> Instructions to follow: Copy out all of the material, matching it word for word.

> Supplied records:
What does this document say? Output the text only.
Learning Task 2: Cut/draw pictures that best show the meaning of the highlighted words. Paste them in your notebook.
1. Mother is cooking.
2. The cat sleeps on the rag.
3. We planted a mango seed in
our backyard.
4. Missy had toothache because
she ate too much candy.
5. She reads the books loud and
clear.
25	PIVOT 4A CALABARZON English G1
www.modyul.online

> Written solution:
What does this document say? Output the text only.
Learning Task 2: Cut/draw pictures that best show the meaning of the highlighted words. Paste them in your notebook.
1. Mother is cooking.
2. The cat sleeps on the rag.
3. We planted a mango seed in
our backyard.
4. Missy had toothache because
she ate too much candy.
5. She reads the books loud and
clear.
25	PIVOT 4A CALABARZON English G1
www.modyul.online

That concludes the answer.